Exercise aim: Would you retype all of these records exactly?

Data listing
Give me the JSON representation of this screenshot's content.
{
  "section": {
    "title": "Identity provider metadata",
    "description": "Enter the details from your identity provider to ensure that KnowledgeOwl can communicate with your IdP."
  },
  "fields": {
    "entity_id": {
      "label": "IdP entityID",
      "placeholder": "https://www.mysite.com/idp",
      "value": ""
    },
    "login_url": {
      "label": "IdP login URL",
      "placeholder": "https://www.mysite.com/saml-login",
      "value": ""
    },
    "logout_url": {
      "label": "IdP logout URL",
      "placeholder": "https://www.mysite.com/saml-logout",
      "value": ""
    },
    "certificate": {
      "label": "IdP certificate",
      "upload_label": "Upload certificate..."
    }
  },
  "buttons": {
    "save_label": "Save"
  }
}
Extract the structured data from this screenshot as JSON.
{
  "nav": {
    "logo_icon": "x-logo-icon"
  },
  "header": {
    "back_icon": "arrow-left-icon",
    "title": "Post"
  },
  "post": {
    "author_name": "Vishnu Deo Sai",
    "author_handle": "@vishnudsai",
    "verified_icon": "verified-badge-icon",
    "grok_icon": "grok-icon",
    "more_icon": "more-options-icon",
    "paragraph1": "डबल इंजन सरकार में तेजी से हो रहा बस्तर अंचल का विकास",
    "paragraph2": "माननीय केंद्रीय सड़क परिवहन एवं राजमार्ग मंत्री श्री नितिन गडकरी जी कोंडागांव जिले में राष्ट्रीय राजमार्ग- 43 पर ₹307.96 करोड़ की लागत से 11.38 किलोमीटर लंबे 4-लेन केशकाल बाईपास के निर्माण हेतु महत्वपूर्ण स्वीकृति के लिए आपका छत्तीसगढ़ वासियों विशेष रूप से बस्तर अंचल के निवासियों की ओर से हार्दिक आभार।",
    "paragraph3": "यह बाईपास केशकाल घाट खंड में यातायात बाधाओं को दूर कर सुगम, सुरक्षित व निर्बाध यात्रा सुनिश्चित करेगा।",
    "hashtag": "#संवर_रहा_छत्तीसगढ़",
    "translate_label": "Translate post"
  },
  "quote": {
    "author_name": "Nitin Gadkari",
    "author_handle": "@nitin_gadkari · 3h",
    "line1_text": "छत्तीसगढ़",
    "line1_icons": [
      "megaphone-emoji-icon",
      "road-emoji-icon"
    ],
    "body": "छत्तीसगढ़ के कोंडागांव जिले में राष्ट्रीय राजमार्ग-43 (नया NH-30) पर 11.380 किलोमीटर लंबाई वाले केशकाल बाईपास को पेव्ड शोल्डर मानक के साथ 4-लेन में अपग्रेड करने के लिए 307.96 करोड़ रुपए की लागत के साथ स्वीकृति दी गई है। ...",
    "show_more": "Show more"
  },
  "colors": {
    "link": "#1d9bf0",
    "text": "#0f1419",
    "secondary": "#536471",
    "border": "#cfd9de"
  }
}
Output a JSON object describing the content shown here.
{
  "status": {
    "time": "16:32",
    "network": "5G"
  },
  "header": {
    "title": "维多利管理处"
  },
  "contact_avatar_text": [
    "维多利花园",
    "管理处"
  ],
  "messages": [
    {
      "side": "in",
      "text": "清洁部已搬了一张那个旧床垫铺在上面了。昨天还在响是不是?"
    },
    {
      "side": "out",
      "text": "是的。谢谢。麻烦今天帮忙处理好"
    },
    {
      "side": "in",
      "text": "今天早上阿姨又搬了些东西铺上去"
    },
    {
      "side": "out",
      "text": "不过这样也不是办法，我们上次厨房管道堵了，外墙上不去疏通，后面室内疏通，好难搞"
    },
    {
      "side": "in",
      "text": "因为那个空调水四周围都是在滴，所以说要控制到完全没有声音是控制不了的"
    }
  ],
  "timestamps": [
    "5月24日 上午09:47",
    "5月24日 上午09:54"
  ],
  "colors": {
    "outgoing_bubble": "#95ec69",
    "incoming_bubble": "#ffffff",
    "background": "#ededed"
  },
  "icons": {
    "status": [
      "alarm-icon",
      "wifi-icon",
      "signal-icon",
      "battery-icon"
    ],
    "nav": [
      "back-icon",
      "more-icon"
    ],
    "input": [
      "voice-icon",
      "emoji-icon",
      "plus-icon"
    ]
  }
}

Task solution:
Give me the JSON representation of this screenshot's content.
{
  "section": {
    "title": "Identity provider metadata",
    "description": "Enter the details from your identity provider to ensure that KnowledgeOwl can communicate with your IdP."
  },
  "fields": {
    "entity_id": {
      "label": "IdP entityID",
      "placeholder": "https://www.mysite.com/idp",
      "value": ""
    },
    "login_url": {
      "label": "IdP login URL",
      "placeholder": "https://www.mysite.com/saml-login",
      "value": ""
    },
    "logout_url": {
      "label": "IdP logout URL",
      "placeholder": "https://www.mysite.com/saml-logout",
      "value": ""
    },
    "certificate": {
      "label": "IdP certificate",
      "upload_label": "Upload certificate..."
    }
  },
  "buttons": {
    "save_label": "Save"
  }
}
Extract the structured data from this screenshot as JSON.
{
  "nav": {
    "logo_icon": "x-logo-icon"
  },
  "header": {
    "back_icon": "arrow-left-icon",
    "title": "Post"
  },
  "post": {
    "author_name": "Vishnu Deo Sai",
    "author_handle": "@vishnudsai",
    "verified_icon": "verified-badge-icon",
    "grok_icon": "grok-icon",
    "more_icon": "more-options-icon",
    "paragraph1": "डबल इंजन सरकार में तेजी से हो रहा बस्तर अंचल का विकास",
    "paragraph2": "माननीय केंद्रीय सड़क परिवहन एवं राजमार्ग मंत्री श्री नितिन गडकरी जी कोंडागांव जिले में राष्ट्रीय राजमार्ग- 43 पर ₹307.96 करोड़ की लागत से 11.38 किलोमीटर लंबे 4-लेन केशकाल बाईपास के निर्माण हेतु महत्वपूर्ण स्वीकृति के लिए आपका छत्तीसगढ़ वासियों विशेष रूप से बस्तर अंचल के निवासियों की ओर से हार्दिक आभार।",
    "paragraph3": "यह बाईपास केशकाल घाट खंड में यातायात बाधाओं को दूर कर सुगम, सुरक्षित व निर्बाध यात्रा सुनिश्चित करेगा।",
    "hashtag": "#संवर_रहा_छत्तीसगढ़",
    "translate_label": "Translate post"
  },
  "quote": {
    "author_name": "Nitin Gadkari",
    "author_handle": "@nitin_gadkari · 3h",
    "line1_text": "छत्तीसगढ़",
    "line1_icons": [
      "megaphone-emoji-icon",
      "road-emoji-icon"
    ],
    "body": "छत्तीसगढ़ के कोंडागांव जिले में राष्ट्रीय राजमार्ग-43 (नया NH-30) पर 11.380 किलोमीटर लंबाई वाले केशकाल बाईपास को पेव्ड शोल्डर मानक के साथ 4-लेन में अपग्रेड करने के लिए 307.96 करोड़ रुपए की लागत के साथ स्वीकृति दी गई है। ...",
    "show_more": "Show more"
  },
  "colors": {
    "link": "#1d9bf0",
    "text": "#0f1419",
    "secondary": "#536471",
    "border": "#cfd9de"
  }
}
Output a JSON object describing the content shown here.
{
  "status": {
    "time": "16:32",
    "network": "5G"
  },
  "header": {
    "title": "维多利管理处"
  },
  "contact_avatar_text": [
    "维多利花园",
    "管理处"
  ],
  "messages": [
    {
      "side": "in",
      "text": "清洁部已搬了一张那个旧床垫铺在上面了。昨天还在响是不是?"
    },
    {
      "side": "out",
      "text": "是的。谢谢。麻烦今天帮忙处理好"
    },
    {
      "side": "in",
      "text": "今天早上阿姨又搬了些东西铺上去"
    },
    {
      "side": "out",
      "text": "不过这样也不是办法，我们上次厨房管道堵了，外墙上不去疏通，后面室内疏通，好难搞"
    },
    {
      "side": "in",
      "text": "因为那个空调水四周围都是在滴，所以说要控制到完全没有声音是控制不了的"
    }
  ],
  "timestamps": [
    "5月24日 上午09:47",
    "5月24日 上午09:54"
  ],
  "colors": {
    "outgoing_bubble": "#95ec69",
    "incoming_bubble": "#ffffff",
    "background": "#ededed"
  },
  "icons": {
    "status": [
      "alarm-icon",
      "wifi-icon",
      "signal-icon",
      "battery-icon"
    ],
    "nav": [
      "back-icon",
      "more-icon"
    ],
    "input": [
      "voice-icon",
      "emoji-icon",
      "plus-icon"
    ]
  }
}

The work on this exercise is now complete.